[A run of records]
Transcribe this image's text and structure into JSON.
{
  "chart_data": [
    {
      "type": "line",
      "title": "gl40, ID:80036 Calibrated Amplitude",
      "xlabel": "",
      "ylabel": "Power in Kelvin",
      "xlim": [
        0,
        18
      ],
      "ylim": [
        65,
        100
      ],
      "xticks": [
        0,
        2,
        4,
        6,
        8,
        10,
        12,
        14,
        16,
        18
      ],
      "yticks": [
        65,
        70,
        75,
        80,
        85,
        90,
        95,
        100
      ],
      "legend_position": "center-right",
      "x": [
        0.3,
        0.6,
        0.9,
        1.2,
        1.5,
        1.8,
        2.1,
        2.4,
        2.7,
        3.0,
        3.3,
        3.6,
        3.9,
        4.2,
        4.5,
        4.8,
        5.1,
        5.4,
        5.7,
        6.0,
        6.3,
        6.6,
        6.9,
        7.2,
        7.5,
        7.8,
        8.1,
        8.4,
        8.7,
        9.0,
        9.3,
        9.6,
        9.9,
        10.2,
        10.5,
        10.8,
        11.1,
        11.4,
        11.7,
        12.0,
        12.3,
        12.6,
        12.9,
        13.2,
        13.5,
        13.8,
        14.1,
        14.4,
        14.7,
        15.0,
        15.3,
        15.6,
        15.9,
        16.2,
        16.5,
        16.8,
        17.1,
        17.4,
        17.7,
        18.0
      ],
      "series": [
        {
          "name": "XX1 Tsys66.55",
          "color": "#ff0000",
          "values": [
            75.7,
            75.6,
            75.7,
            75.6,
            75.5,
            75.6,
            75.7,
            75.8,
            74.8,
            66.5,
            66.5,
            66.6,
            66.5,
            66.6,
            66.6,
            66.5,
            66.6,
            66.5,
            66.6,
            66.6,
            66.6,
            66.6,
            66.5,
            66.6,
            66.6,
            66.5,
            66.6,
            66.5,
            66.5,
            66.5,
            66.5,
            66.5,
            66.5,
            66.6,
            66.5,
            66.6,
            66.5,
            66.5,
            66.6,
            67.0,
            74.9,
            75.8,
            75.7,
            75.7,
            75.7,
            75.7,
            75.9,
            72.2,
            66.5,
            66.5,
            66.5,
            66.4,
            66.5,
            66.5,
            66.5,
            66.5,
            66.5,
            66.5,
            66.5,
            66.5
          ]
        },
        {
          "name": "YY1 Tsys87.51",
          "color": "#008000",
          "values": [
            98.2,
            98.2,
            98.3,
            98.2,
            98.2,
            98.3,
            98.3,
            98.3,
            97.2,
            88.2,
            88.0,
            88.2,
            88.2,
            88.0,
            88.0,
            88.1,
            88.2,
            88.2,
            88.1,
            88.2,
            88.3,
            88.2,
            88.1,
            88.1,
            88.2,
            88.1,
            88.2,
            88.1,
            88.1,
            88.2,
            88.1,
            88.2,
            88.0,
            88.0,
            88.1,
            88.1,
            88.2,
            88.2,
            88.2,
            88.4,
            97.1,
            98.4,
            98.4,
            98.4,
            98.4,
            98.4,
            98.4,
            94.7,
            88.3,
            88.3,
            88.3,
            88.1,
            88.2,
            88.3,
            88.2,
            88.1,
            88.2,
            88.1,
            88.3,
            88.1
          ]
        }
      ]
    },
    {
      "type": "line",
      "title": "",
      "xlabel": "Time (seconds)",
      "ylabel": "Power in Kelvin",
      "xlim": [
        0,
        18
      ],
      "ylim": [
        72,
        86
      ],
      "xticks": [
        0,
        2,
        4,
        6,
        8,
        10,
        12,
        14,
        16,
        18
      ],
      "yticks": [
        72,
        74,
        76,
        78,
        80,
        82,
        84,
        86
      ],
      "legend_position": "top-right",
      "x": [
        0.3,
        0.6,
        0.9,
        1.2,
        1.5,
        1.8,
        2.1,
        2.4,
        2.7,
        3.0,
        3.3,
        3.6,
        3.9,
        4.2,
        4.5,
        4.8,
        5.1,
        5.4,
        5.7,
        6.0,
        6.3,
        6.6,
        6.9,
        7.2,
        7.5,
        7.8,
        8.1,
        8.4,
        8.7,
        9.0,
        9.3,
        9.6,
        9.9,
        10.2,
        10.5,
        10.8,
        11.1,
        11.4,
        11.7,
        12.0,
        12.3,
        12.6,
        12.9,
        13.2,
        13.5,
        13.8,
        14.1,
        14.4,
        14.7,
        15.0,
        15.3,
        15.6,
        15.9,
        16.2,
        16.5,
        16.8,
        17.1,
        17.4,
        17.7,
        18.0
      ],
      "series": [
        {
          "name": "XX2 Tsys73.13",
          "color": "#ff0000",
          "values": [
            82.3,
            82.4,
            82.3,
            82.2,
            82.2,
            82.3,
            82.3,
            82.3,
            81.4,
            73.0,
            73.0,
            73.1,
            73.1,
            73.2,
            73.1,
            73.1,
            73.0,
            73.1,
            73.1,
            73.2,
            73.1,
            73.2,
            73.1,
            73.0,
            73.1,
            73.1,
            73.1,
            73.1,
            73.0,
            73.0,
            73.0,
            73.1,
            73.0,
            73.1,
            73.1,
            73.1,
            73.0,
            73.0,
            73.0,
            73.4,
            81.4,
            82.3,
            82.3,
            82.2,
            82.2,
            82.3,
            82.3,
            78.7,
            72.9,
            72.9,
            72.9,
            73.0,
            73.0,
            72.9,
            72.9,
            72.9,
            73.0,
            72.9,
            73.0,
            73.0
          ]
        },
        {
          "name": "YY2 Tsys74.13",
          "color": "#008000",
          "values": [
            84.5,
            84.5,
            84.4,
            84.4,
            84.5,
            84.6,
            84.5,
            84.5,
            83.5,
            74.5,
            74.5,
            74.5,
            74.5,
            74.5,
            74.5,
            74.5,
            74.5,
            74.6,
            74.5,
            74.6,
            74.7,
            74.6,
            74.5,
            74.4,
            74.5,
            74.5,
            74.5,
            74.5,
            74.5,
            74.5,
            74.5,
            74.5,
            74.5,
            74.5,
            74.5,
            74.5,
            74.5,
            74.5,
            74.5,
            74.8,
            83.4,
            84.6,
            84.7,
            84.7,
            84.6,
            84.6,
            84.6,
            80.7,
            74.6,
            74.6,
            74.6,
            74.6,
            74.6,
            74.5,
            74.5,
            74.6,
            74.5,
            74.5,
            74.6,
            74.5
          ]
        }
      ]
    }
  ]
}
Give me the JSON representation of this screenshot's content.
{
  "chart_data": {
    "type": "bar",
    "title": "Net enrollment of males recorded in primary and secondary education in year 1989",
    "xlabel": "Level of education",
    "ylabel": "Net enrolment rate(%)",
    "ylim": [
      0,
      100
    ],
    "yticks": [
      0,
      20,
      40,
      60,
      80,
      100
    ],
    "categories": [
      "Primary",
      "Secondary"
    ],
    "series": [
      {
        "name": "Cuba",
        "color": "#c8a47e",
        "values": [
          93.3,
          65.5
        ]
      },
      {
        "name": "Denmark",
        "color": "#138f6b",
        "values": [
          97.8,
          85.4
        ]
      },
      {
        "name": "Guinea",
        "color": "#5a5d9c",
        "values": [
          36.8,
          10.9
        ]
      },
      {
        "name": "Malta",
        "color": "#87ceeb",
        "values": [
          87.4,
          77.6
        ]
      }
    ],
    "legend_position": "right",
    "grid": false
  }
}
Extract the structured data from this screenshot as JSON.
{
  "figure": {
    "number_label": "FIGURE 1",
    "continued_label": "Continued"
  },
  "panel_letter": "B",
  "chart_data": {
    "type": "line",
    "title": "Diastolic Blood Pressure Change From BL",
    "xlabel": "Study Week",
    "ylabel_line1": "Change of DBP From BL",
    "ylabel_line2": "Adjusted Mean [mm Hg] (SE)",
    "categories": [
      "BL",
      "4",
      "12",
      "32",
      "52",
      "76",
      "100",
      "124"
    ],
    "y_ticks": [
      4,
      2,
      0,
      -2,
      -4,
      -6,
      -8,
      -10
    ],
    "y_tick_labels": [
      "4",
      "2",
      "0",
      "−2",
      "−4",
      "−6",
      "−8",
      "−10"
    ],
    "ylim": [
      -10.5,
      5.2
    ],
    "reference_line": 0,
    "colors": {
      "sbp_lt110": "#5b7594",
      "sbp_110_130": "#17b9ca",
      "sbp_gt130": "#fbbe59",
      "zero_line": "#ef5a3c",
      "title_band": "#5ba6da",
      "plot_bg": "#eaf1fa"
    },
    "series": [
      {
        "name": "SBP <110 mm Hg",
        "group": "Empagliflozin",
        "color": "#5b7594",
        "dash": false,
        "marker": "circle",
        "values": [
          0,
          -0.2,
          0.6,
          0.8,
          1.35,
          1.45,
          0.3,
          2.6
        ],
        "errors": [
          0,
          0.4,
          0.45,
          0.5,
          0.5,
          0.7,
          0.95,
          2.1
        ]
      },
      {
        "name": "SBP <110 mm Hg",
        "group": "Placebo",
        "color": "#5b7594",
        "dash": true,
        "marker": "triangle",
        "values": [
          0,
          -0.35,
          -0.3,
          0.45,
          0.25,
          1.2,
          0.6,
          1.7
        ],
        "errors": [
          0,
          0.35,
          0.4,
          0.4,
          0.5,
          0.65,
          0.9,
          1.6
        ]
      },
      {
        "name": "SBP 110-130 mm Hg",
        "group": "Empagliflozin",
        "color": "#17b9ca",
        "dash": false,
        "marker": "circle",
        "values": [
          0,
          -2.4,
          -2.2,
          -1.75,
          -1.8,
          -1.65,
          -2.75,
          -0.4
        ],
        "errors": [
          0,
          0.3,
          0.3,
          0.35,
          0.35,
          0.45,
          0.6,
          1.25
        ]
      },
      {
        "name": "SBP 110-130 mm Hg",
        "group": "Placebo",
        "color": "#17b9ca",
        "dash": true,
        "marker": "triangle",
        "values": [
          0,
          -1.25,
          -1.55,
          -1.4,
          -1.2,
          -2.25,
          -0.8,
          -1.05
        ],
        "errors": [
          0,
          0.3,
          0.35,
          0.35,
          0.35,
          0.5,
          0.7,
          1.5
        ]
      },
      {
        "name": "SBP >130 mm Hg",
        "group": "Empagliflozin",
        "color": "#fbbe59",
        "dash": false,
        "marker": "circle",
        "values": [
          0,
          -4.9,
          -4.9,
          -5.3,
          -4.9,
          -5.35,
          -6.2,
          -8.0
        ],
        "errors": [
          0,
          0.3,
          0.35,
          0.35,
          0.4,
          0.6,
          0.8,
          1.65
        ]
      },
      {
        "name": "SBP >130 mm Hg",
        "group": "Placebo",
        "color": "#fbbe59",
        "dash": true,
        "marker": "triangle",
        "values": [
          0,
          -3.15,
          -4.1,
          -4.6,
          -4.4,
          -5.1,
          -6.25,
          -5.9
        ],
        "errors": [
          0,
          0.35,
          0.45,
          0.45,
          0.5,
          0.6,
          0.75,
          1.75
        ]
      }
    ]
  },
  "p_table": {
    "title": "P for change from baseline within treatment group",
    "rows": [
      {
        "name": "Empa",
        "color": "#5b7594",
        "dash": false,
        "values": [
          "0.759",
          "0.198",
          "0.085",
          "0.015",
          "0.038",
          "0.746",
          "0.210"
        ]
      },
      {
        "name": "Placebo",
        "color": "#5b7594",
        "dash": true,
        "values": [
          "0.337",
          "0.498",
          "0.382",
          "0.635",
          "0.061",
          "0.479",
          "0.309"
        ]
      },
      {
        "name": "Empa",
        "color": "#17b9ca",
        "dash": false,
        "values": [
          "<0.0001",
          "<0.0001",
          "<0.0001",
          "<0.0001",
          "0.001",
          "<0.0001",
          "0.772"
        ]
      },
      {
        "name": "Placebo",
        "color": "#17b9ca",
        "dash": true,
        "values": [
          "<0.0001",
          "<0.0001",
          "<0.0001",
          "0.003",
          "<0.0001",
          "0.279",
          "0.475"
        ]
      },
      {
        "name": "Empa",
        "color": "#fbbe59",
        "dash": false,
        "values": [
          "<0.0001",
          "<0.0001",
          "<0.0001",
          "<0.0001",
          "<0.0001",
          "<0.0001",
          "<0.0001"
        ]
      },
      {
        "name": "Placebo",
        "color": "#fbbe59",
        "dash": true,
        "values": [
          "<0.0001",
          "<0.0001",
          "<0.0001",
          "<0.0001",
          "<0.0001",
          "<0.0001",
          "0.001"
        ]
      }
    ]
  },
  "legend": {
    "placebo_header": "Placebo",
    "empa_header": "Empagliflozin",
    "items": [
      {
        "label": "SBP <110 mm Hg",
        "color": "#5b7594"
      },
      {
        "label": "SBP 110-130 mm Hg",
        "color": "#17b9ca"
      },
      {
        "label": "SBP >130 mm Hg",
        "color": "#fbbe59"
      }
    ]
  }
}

▶ _To do_: Read the entries and show each line that mentions "right".

▶ _Exercise output_:
      "legend_position": "center-right",
      "legend_position": "top-right",
    "legend_position": "right",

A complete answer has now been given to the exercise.